───── Material provided

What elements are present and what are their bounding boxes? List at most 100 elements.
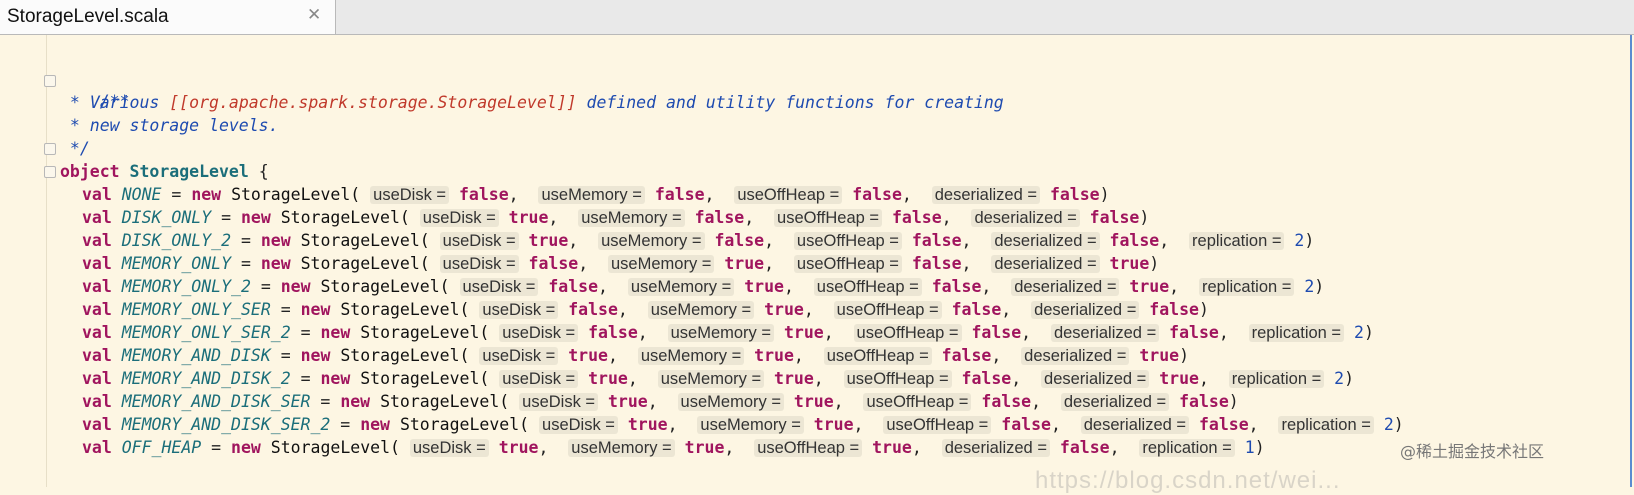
param-hint: useOffHeap = [853, 324, 962, 342]
level-name[interactable]: MEMORY_AND_DISK_SER [122, 392, 311, 411]
param-value: 2 [1383, 415, 1394, 434]
level-name[interactable]: DISK_ONLY_2 [122, 231, 231, 250]
param-hint: useMemory = [647, 301, 755, 319]
type-name[interactable]: StorageLevel( [231, 185, 360, 204]
level-name[interactable]: MEMORY_AND_DISK [122, 346, 271, 365]
param-value: false [654, 185, 705, 204]
close-icon[interactable]: ✕ [307, 5, 321, 25]
code-line-storage-level: val MEMORY_ONLY_SER_2 = new StorageLevel… [82, 323, 1374, 342]
param-value: false [971, 323, 1022, 342]
param-hint: useDisk = [409, 439, 489, 457]
keyword: new [231, 438, 261, 457]
param-hint: useDisk = [419, 209, 499, 227]
param-value: false [1049, 185, 1100, 204]
editor-right-edge [1630, 35, 1632, 487]
param-hint: deserialized = [991, 232, 1100, 250]
code-line-storage-level: val MEMORY_ONLY_SER = new StorageLevel( … [82, 300, 1209, 319]
param-value: 2 [1294, 231, 1305, 250]
param-hint: deserialized = [1011, 278, 1120, 296]
param-hint: useMemory = [627, 278, 735, 296]
param-value: false [548, 277, 599, 296]
code-line-storage-level: val MEMORY_AND_DISK_SER = new StorageLev… [82, 392, 1239, 411]
level-name[interactable]: MEMORY_ONLY_SER_2 [122, 323, 291, 342]
param-value: false [1149, 300, 1199, 319]
type-name[interactable]: StorageLevel( [301, 254, 430, 273]
type-name[interactable]: StorageLevel( [360, 369, 489, 388]
doc-link[interactable]: [[org.apache.spark.storage.StorageLevel]… [169, 93, 576, 112]
level-name[interactable]: MEMORY_ONLY_2 [122, 277, 251, 296]
param-value: false [1059, 438, 1110, 457]
param-value: true [724, 254, 765, 273]
object-name[interactable]: StorageLevel [130, 162, 249, 181]
param-hint: deserialized = [941, 439, 1050, 457]
code-line-storage-level: val MEMORY_AND_DISK_SER_2 = new StorageL… [82, 415, 1404, 434]
type-name[interactable]: StorageLevel( [340, 300, 469, 319]
level-name[interactable]: MEMORY_ONLY_SER [122, 300, 271, 319]
level-name[interactable]: NONE [122, 185, 162, 204]
type-name[interactable]: StorageLevel( [271, 438, 400, 457]
param-value: true [528, 231, 569, 250]
param-value: true [508, 208, 549, 227]
param-hint: replication = [1139, 439, 1235, 457]
fold-marker-icon[interactable] [44, 166, 56, 178]
param-hint: useMemory = [637, 347, 745, 365]
level-name[interactable]: OFF_HEAP [122, 438, 201, 457]
level-name[interactable]: DISK_ONLY [122, 208, 211, 227]
param-value: true [754, 346, 794, 365]
code-line-storage-level: val NONE = new StorageLevel( useDisk = f… [82, 185, 1110, 204]
code-editor[interactable]: /** * Various [[org.apache.spark.storage… [0, 35, 1634, 494]
level-name[interactable]: MEMORY_AND_DISK_SER_2 [122, 415, 331, 434]
fold-marker-icon[interactable] [44, 75, 56, 87]
param-hint: useMemory = [697, 416, 804, 434]
param-value: false [961, 369, 1012, 388]
keyword: val [82, 392, 112, 411]
code-line-doc-open: /** [60, 67, 130, 111]
fold-marker-icon[interactable] [44, 143, 56, 155]
param-hint: replication = [1198, 278, 1295, 296]
param-hint: useMemory = [657, 370, 765, 388]
param-value: 2 [1354, 323, 1364, 342]
param-hint: deserialized = [991, 255, 1100, 273]
type-name[interactable]: StorageLevel( [380, 392, 509, 411]
param-hint: useOffHeap = [833, 301, 942, 319]
param-value: false [1198, 415, 1249, 434]
watermark-text: @稀土掘金技术社区 [1400, 442, 1545, 461]
param-value: true [813, 415, 854, 434]
keyword: val [82, 369, 112, 388]
tab-storagelevel-scala[interactable]: StorageLevel.scala ✕ [0, 0, 336, 34]
param-hint: useOffHeap = [883, 416, 992, 434]
keyword: new [340, 392, 371, 411]
param-hint: useOffHeap = [793, 255, 902, 273]
param-value: 2 [1334, 369, 1345, 388]
param-value: true [1129, 277, 1170, 296]
param-value: false [568, 300, 618, 319]
level-name[interactable]: MEMORY_AND_DISK_2 [122, 369, 291, 388]
level-name[interactable]: MEMORY_ONLY [122, 254, 231, 273]
type-name[interactable]: StorageLevel( [281, 208, 410, 227]
param-hint: useDisk = [439, 255, 519, 273]
param-hint: useDisk = [459, 278, 539, 296]
type-name[interactable]: StorageLevel( [360, 323, 489, 342]
type-name[interactable]: StorageLevel( [400, 415, 529, 434]
param-hint: deserialized = [971, 209, 1080, 227]
type-name[interactable]: StorageLevel( [320, 277, 449, 296]
param-hint: useOffHeap = [823, 347, 932, 365]
type-name[interactable]: StorageLevel( [340, 346, 469, 365]
param-value: true [498, 438, 539, 457]
code-line-storage-level: val MEMORY_AND_DISK = new StorageLevel( … [82, 346, 1190, 365]
keyword: new [260, 231, 291, 250]
code-line-storage-level: val DISK_ONLY = new StorageLevel( useDis… [82, 208, 1150, 227]
keyword: new [300, 346, 331, 365]
code-line-storage-level: val DISK_ONLY_2 = new StorageLevel( useD… [82, 231, 1315, 250]
param-hint: useMemory = [538, 186, 645, 204]
param-value: 2 [1304, 277, 1315, 296]
keyword: new [191, 185, 222, 204]
param-hint: replication = [1189, 232, 1285, 250]
param-value: true [872, 438, 912, 457]
param-value: false [714, 231, 765, 250]
code-line-doc-close: */ [60, 137, 90, 160]
param-hint: deserialized = [931, 186, 1040, 204]
param-value: false [458, 185, 509, 204]
comment-text: */ [60, 139, 90, 158]
type-name[interactable]: StorageLevel( [301, 231, 430, 250]
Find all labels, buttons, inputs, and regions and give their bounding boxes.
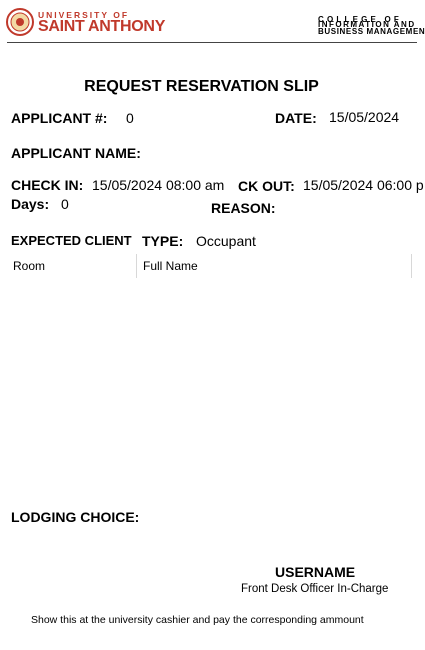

──────────

__Stated goal__
Can you rewrite the material from the line with "param-hint: useOffHeap = [853, 324, 962, 342]" to the line with "param-hint: useMemory = [637, 347, 745, 365]", renaming every "param-hint" to "parameter-hint" and leaving all else unchanged?

__Response to the task__
parameter-hint: useOffHeap = [853, 324, 962, 342]
level-name[interactable]: MEMORY_AND_DISK_SER [122, 392, 311, 411]
param-value: 2 [1383, 415, 1394, 434]
level-name[interactable]: DISK_ONLY_2 [122, 231, 231, 250]
parameter-hint: useMemory = [647, 301, 755, 319]
type-name[interactable]: StorageLevel( [231, 185, 360, 204]
level-name[interactable]: MEMORY_AND_DISK [122, 346, 271, 365]
param-value: false [654, 185, 705, 204]
close-icon[interactable]: ✕ [307, 5, 321, 25]
code-line-storage-level: val MEMORY_ONLY_SER_2 = new StorageLevel… [82, 323, 1374, 342]
param-value: false [971, 323, 1022, 342]
parameter-hint: useDisk = [409, 439, 489, 457]
keyword: new [231, 438, 261, 457]
parameter-hint: useDisk = [419, 209, 499, 227]
param-value: false [1049, 185, 1100, 204]
editor-right-edge [1630, 35, 1632, 487]
parameter-hint: deserialized = [991, 232, 1100, 250]
code-line-storage-level: val MEMORY_ONLY_SER = new StorageLevel( … [82, 300, 1209, 319]
param-value: 2 [1294, 231, 1305, 250]
parameter-hint: deserialized = [1011, 278, 1120, 296]
parameter-hint: useMemory = [627, 278, 735, 296]
param-value: false [548, 277, 599, 296]
code-line-storage-level: val MEMORY_AND_DISK_SER = new StorageLev… [82, 392, 1239, 411]
level-name[interactable]: MEMORY_ONLY_SER_2 [122, 323, 291, 342]
param-value: false [1149, 300, 1199, 319]
type-name[interactable]: StorageLevel( [301, 254, 430, 273]
type-name[interactable]: StorageLevel( [360, 369, 489, 388]
doc-link[interactable]: [[org.apache.spark.storage.StorageLevel]… [169, 93, 576, 112]
level-name[interactable]: MEMORY_ONLY_2 [122, 277, 251, 296]
param-value: false [1059, 438, 1110, 457]
param-value: true [724, 254, 765, 273]
object-name[interactable]: StorageLevel [130, 162, 249, 181]
parameter-hint: deserialized = [941, 439, 1050, 457]
code-line-storage-level: val MEMORY_AND_DISK_SER_2 = new StorageL… [82, 415, 1404, 434]
type-name[interactable]: StorageLevel( [340, 300, 469, 319]
level-name[interactable]: MEMORY_ONLY_SER [122, 300, 271, 319]
level-name[interactable]: NONE [122, 185, 162, 204]
type-name[interactable]: StorageLevel( [271, 438, 400, 457]
param-value: true [528, 231, 569, 250]
param-value: true [508, 208, 549, 227]
parameter-hint: replication = [1139, 439, 1235, 457]
fold-marker-icon[interactable] [44, 166, 56, 178]
parameter-hint: useMemory = [637, 347, 745, 365]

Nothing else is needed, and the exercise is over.